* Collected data
▬▬▬▬▬▬▬▬▬▬

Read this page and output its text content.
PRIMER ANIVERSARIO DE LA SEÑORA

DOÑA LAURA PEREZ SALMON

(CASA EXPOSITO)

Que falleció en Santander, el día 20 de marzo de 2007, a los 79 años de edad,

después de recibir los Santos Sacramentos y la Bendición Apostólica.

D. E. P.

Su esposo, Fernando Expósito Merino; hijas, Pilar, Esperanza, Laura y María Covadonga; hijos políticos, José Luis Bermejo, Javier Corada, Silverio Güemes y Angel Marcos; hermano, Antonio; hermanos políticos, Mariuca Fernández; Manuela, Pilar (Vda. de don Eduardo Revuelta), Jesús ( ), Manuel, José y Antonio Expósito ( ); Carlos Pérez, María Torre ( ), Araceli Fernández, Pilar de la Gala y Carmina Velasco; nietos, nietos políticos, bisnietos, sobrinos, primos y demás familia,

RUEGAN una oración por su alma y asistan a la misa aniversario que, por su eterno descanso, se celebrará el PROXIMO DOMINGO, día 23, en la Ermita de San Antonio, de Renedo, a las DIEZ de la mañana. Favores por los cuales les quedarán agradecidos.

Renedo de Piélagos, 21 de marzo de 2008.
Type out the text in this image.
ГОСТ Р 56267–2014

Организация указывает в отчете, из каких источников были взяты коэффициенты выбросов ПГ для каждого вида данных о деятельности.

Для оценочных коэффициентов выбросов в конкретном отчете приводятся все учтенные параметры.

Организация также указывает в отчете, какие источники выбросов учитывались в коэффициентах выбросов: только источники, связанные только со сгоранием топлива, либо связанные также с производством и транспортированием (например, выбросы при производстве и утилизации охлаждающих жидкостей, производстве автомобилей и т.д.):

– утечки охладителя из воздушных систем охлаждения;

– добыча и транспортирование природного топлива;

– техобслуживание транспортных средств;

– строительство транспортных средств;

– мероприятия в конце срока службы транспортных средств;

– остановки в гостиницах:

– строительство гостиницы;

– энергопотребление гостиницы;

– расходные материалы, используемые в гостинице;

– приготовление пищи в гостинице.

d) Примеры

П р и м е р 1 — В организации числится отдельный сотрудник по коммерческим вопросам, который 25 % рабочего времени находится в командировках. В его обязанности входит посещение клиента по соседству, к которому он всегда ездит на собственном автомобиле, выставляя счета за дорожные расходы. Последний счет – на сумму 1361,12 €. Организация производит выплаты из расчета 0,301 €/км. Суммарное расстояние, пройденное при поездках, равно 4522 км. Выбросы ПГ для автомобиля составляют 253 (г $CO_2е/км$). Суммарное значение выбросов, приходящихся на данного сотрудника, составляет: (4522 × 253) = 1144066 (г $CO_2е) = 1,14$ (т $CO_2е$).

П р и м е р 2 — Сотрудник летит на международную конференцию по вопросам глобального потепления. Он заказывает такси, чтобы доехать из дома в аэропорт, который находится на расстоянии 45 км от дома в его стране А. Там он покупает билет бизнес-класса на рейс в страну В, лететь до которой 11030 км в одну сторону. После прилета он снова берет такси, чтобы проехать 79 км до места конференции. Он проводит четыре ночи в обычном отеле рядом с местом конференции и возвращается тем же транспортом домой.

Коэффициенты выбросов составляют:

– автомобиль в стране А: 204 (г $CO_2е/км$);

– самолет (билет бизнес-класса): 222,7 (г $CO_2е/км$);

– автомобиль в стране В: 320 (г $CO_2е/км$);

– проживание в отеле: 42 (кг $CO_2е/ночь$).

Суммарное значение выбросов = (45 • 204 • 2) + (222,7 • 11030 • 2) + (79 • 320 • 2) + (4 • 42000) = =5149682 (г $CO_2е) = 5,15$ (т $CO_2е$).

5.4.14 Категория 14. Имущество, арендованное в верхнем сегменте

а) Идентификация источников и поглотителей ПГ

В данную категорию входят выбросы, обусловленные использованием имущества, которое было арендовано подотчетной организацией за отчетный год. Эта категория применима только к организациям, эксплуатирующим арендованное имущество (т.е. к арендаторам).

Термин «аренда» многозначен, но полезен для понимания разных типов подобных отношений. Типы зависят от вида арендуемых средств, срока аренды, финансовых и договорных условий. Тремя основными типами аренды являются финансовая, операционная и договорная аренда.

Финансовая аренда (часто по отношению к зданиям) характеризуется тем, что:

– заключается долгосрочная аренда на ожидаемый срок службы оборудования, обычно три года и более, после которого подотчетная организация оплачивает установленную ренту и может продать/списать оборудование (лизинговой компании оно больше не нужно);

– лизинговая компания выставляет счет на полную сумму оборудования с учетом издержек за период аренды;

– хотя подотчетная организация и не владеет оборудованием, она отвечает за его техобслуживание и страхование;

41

▬▬▬▬▬▬▬▬▬▬

* Exercise prompt
Reproduce the records above exactly.

* Response
Read this page and output its text content.
PRIMER ANIVERSARIO DE LA SEÑORA

DOÑA LAURA PEREZ SALMON

(CASA EXPOSITO)

Que falleció en Santander, el día 20 de marzo de 2007, a los 79 años de edad,

después de recibir los Santos Sacramentos y la Bendición Apostólica.

D. E. P.

Su esposo, Fernando Expósito Merino; hijas, Pilar, Esperanza, Laura y María Covadonga; hijos políticos, José Luis Bermejo, Javier Corada, Silverio Güemes y Angel Marcos; hermano, Antonio; hermanos políticos, Mariuca Fernández; Manuela, Pilar (Vda. de don Eduardo Revuelta), Jesús ( ), Manuel, José y Antonio Expósito ( ); Carlos Pérez, María Torre ( ), Araceli Fernández, Pilar de la Gala y Carmina Velasco; nietos, nietos políticos, bisnietos, sobrinos, primos y demás familia,

RUEGAN una oración por su alma y asistan a la misa aniversario que, por su eterno descanso, se celebrará el PROXIMO DOMINGO, día 23, en la Ermita de San Antonio, de Renedo, a las DIEZ de la mañana. Favores por los cuales les quedarán agradecidos.

Renedo de Piélagos, 21 de marzo de 2008.
Type out the text in this image.
ГОСТ Р 56267–2014

Организация указывает в отчете, из каких источников были взяты коэффициенты выбросов ПГ для каждого вида данных о деятельности.

Для оценочных коэффициентов выбросов в конкретном отчете приводятся все учтенные параметры.

Организация также указывает в отчете, какие источники выбросов учитывались в коэффициентах выбросов: только источники, связанные только со сгоранием топлива, либо связанные также с производством и транспортированием (например, выбросы при производстве и утилизации охлаждающих жидкостей, производстве автомобилей и т.д.):

– утечки охладителя из воздушных систем охлаждения;

– добыча и транспортирование природного топлива;

– техобслуживание транспортных средств;

– строительство транспортных средств;

– мероприятия в конце срока службы транспортных средств;

– остановки в гостиницах:

– строительство гостиницы;

– энергопотребление гостиницы;

– расходные материалы, используемые в гостинице;

– приготовление пищи в гостинице.

d) Примеры

П р и м е р 1 — В организации числится отдельный сотрудник по коммерческим вопросам, который 25 % рабочего времени находится в командировках. В его обязанности входит посещение клиента по соседству, к которому он всегда ездит на собственном автомобиле, выставляя счета за дорожные расходы. Последний счет – на сумму 1361,12 €. Организация производит выплаты из расчета 0,301 €/км. Суммарное расстояние, пройденное при поездках, равно 4522 км. Выбросы ПГ для автомобиля составляют 253 (г $CO_2е/км$). Суммарное значение выбросов, приходящихся на данного сотрудника, составляет: (4522 × 253) = 1144066 (г $CO_2е) = 1,14$ (т $CO_2е$).

П р и м е р 2 — Сотрудник летит на международную конференцию по вопросам глобального потепления. Он заказывает такси, чтобы доехать из дома в аэропорт, который находится на расстоянии 45 км от дома в его стране А. Там он покупает билет бизнес-класса на рейс в страну В, лететь до которой 11030 км в одну сторону. После прилета он снова берет такси, чтобы проехать 79 км до места конференции. Он проводит четыре ночи в обычном отеле рядом с местом конференции и возвращается тем же транспортом домой.

Коэффициенты выбросов составляют:

– автомобиль в стране А: 204 (г $CO_2е/км$);

– самолет (билет бизнес-класса): 222,7 (г $CO_2е/км$);

– автомобиль в стране В: 320 (г $CO_2е/км$);

– проживание в отеле: 42 (кг $CO_2е/ночь$).

Суммарное значение выбросов = (45 • 204 • 2) + (222,7 • 11030 • 2) + (79 • 320 • 2) + (4 • 42000) = =5149682 (г $CO_2е) = 5,15$ (т $CO_2е$).

5.4.14 Категория 14. Имущество, арендованное в верхнем сегменте

а) Идентификация источников и поглотителей ПГ

В данную категорию входят выбросы, обусловленные использованием имущества, которое было арендовано подотчетной организацией за отчетный год. Эта категория применима только к организациям, эксплуатирующим арендованное имущество (т.е. к арендаторам).

Термин «аренда» многозначен, но полезен для понимания разных типов подобных отношений. Типы зависят от вида арендуемых средств, срока аренды, финансовых и договорных условий. Тремя основными типами аренды являются финансовая, операционная и договорная аренда.

Финансовая аренда (часто по отношению к зданиям) характеризуется тем, что:

– заключается долгосрочная аренда на ожидаемый срок службы оборудования, обычно три года и более, после которого подотчетная организация оплачивает установленную ренту и может продать/списать оборудование (лизинговой компании оно больше не нужно);

– лизинговая компания выставляет счет на полную сумму оборудования с учетом издержек за период аренды;

– хотя подотчетная организация и не владеет оборудованием, она отвечает за его техобслуживание и страхование;

41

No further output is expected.